BEGIN TEXT PROVIDED
# How Good Are We



## Kozlow (Oct 25, 2002)

Not all that bad!
** By Capt. Mel Berman

It's often been said that "10-percent of anglers catch 90-percent of the fish." Yet most of our Fishing Florida OnLine Magazine readers had a much higher opinion. The response to our Poll Question earlier this year was a rebuke of that point of view. We asked, "How good are we? Rate the ability of the majority of us Florida anglers." 


Here are the poll categories our readers voted on: 

Very skilled 
Capable 
Fair 
Poor 
Don't have a clue 

Of the almost 200 votes, a narrow majority said that we are "Capable" anglers. The next most popular category was "Fair."

Not surprisingly, "Don't have a clue" received the fewest votes. So you see we are not as cynical about each other as some would have surmised.

This poll drew some reader reaction. One very pithy response was an email from Gary Poyssick of Tampa. In it Gary enumerates what, in his view, makes for a good Florida angler.

"I found the poll about the competency of Florida fisherman quite interesting.

I sometimes like to think that we're pretty good fishermen -- the group of people in our immediate circle, that is. I also think that as a group we're somewhat elitist. Not many days go by where we don't see someone on the water doing something silly, dangerous, rude, or just plain ignorant.

What makes a fisherman good? Maybe you and I could flesh out this list and make an article out of it.

1. Behavior. Good fisherman act kindly towards others. They pick up trash, they help those in trouble, if they're on the bait they call others over so everyone can share in the wealth. They don't curse, yell, or get too excited. After all, it's only fishing, for God's sake.

2. Knowledge. Good fisherman share their knowledge. They might not publish all their favorite spots on the Internet, but they freely teach people who are trying to learn.

3. Conservation. Good fisherman release more than they keep. They never break the rules.

4. Safety. Good fisherman are always careful. They know that anytime you're near the water the risk of injury or even death is greatly increased.

5. Humility. Good fisherman know they're good. They don't spend a lot of time talking, they spend a lot of time fishing.

6. Local Knowledge. Good fisherman know the local waters. Even if they're not in their own back yard, they know about where to look, what to do, and how to act.

7. Humor. A good fisherman has a sense of humor. After all, good weather, good friends, and good fishing -- two out of three aren't bad."


----------



## Beachbms (Jan 10, 2003)

thumbs up Kozlow, them are all the attributes of a great angler.


----------
END TEXT PROVIDED
BEGIN DATASET CONTENT
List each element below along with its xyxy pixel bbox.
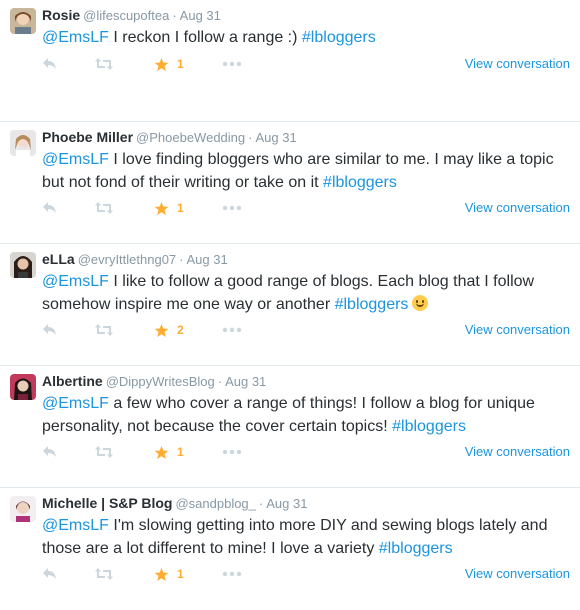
author-handle[interactable]: @PhoebeWedding bbox=[136, 130, 245, 145]
smiling-face-emoji-icon bbox=[412, 295, 429, 311]
avatar[interactable] bbox=[10, 252, 36, 278]
mention-link[interactable]: @EmsLF bbox=[42, 517, 109, 534]
avatar[interactable] bbox=[10, 130, 36, 156]
favorite-count: 2 bbox=[177, 323, 184, 337]
separator-dot: · bbox=[258, 496, 264, 511]
separator-dot: · bbox=[179, 252, 184, 267]
view-conversation-link[interactable]: View conversation bbox=[465, 56, 570, 71]
view-conversation-link[interactable]: View conversation bbox=[465, 322, 570, 337]
more-dots-icon[interactable] bbox=[222, 449, 242, 455]
author-name[interactable]: Phoebe Miller bbox=[42, 129, 133, 145]
favorite-button[interactable]: 1 bbox=[154, 57, 184, 72]
hashtag-link[interactable]: #lbloggers bbox=[379, 540, 453, 557]
star-icon bbox=[154, 57, 169, 71]
reply-icon[interactable] bbox=[42, 323, 58, 337]
reply-icon[interactable] bbox=[42, 567, 58, 581]
tweet-body: I'm slowing getting into more DIY and se… bbox=[42, 517, 548, 557]
tweet-text: @EmsLF I reckon I follow a range :) #lbl… bbox=[42, 26, 568, 49]
hashtag-link[interactable]: #lbloggers bbox=[335, 296, 409, 313]
tweet-text: @EmsLF I like to follow a good range of … bbox=[42, 270, 568, 316]
mention-link[interactable]: @EmsLF bbox=[42, 151, 109, 168]
tweet-body: I love finding bloggers who are similar … bbox=[42, 151, 554, 191]
mention-link[interactable]: @EmsLF bbox=[42, 29, 109, 46]
tweet: eLLa @evryIttlethng07 · Aug 31 @EmsLF I lik… bbox=[0, 244, 580, 366]
favorite-count: 1 bbox=[177, 57, 184, 71]
view-conversation-link[interactable]: View conversation bbox=[465, 566, 570, 581]
tweet: Albertine @DippyWritesBlog · Aug 31 @EmsLF … bbox=[0, 366, 580, 488]
more-dots-icon[interactable] bbox=[222, 205, 242, 211]
author-handle[interactable]: @sandpblog_ bbox=[175, 496, 255, 511]
more-dots-icon[interactable] bbox=[222, 61, 242, 67]
star-icon bbox=[154, 445, 169, 459]
tweet-feed: Rosie @lifescupoftea · Aug 31 @EmsLF I reck… bbox=[0, 0, 580, 610]
view-conversation-link[interactable]: View conversation bbox=[465, 444, 570, 459]
author-name[interactable]: Michelle | S&P Blog bbox=[42, 495, 172, 511]
retweet-icon[interactable] bbox=[94, 323, 114, 337]
reply-icon[interactable] bbox=[42, 57, 58, 71]
star-icon bbox=[154, 323, 169, 337]
favorite-button[interactable]: 2 bbox=[154, 323, 184, 338]
star-icon bbox=[154, 201, 169, 215]
reply-icon[interactable] bbox=[42, 445, 58, 459]
favorite-count: 1 bbox=[177, 445, 184, 459]
timestamp[interactable]: Aug 31 bbox=[266, 496, 307, 511]
tweet-text: @EmsLF I love finding bloggers who are s… bbox=[42, 148, 568, 194]
hashtag-link[interactable]: #lbloggers bbox=[323, 174, 397, 191]
retweet-icon[interactable] bbox=[94, 57, 114, 71]
tweet: Michelle | S&P Blog @sandpblog_ · Aug 31 @E… bbox=[0, 488, 580, 610]
tweet: Rosie @lifescupoftea · Aug 31 @EmsLF I reck… bbox=[0, 0, 580, 122]
timestamp[interactable]: Aug 31 bbox=[187, 252, 228, 267]
favorite-count: 1 bbox=[177, 567, 184, 581]
timestamp[interactable]: Aug 31 bbox=[225, 374, 266, 389]
separator-dot: · bbox=[217, 374, 223, 389]
author-name[interactable]: Rosie bbox=[42, 7, 80, 23]
timestamp[interactable]: Aug 31 bbox=[255, 130, 296, 145]
author-handle[interactable]: @lifescupoftea bbox=[83, 8, 169, 23]
avatar[interactable] bbox=[10, 374, 36, 400]
hashtag-link[interactable]: #lbloggers bbox=[302, 29, 376, 46]
author-name[interactable]: Albertine bbox=[42, 373, 103, 389]
mention-link[interactable]: @EmsLF bbox=[42, 273, 109, 290]
author-handle[interactable]: @DippyWritesBlog bbox=[106, 374, 215, 389]
author-handle[interactable]: @evryIttlethng07 bbox=[78, 252, 176, 267]
separator-dot: · bbox=[172, 8, 177, 23]
tweet-body: I reckon I follow a range :) bbox=[108, 29, 302, 46]
tweet-text: @EmsLF a few who cover a range of things… bbox=[42, 392, 568, 438]
timestamp[interactable]: Aug 31 bbox=[180, 8, 221, 23]
retweet-icon[interactable] bbox=[94, 445, 114, 459]
tweet: Phoebe Miller @PhoebeWedding · Aug 31 @EmsL… bbox=[0, 122, 580, 244]
separator-dot: · bbox=[248, 130, 253, 145]
hashtag-link[interactable]: #lbloggers bbox=[392, 418, 466, 435]
retweet-icon[interactable] bbox=[94, 201, 114, 215]
tweet-body: I like to follow a good range of blogs. … bbox=[42, 273, 535, 313]
more-dots-icon[interactable] bbox=[222, 571, 242, 577]
more-dots-icon[interactable] bbox=[222, 327, 242, 333]
favorite-button[interactable]: 1 bbox=[154, 201, 184, 216]
favorite-button[interactable]: 1 bbox=[154, 445, 184, 460]
mention-link[interactable]: @EmsLF bbox=[42, 395, 109, 412]
view-conversation-link[interactable]: View conversation bbox=[465, 200, 570, 215]
retweet-icon[interactable] bbox=[94, 567, 114, 581]
author-name[interactable]: eLLa bbox=[42, 251, 75, 267]
reply-icon[interactable] bbox=[42, 201, 58, 215]
avatar[interactable] bbox=[10, 8, 36, 34]
tweet-text: @EmsLF I'm slowing getting into more DIY… bbox=[42, 514, 568, 560]
favorite-count: 1 bbox=[177, 201, 184, 215]
avatar[interactable] bbox=[10, 496, 36, 522]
END DATASET CONTENT
EXERCISE REQUIREMENTS →
**1)** In the fishing forum thread, which poll category received the fewest votes?
**2)** Please copy the fishing forum thread word for word from "5. Humility. Good" to "a great angler.".
**3)** Name every quality of a good fisherman in the numbered list of the fishing forum thread.

ANSWERS TO THE EXERCISES →
**1)** "Don't have a clue"

**2)**
5. Humility. Good fisherman know they're good. They don't spend a lot of time talking, they spend a lot of time fishing.

6. Local Knowledge. Good fisherman know the local waters. Even if they're not in their own back yard, they know about where to look, what to do, and how to act.

7. Humor. A good fisherman has a sense of humor. After all, good weather, good friends, and good fishing -- two out of three aren't bad."


----------



## Beachbms (Jan 10, 2003)

thumbs up Kozlow, them are all the attributes of a great angler.

**3)** Behavior, Knowledge, Conservation, Safety, Humility, Local Knowledge, Humor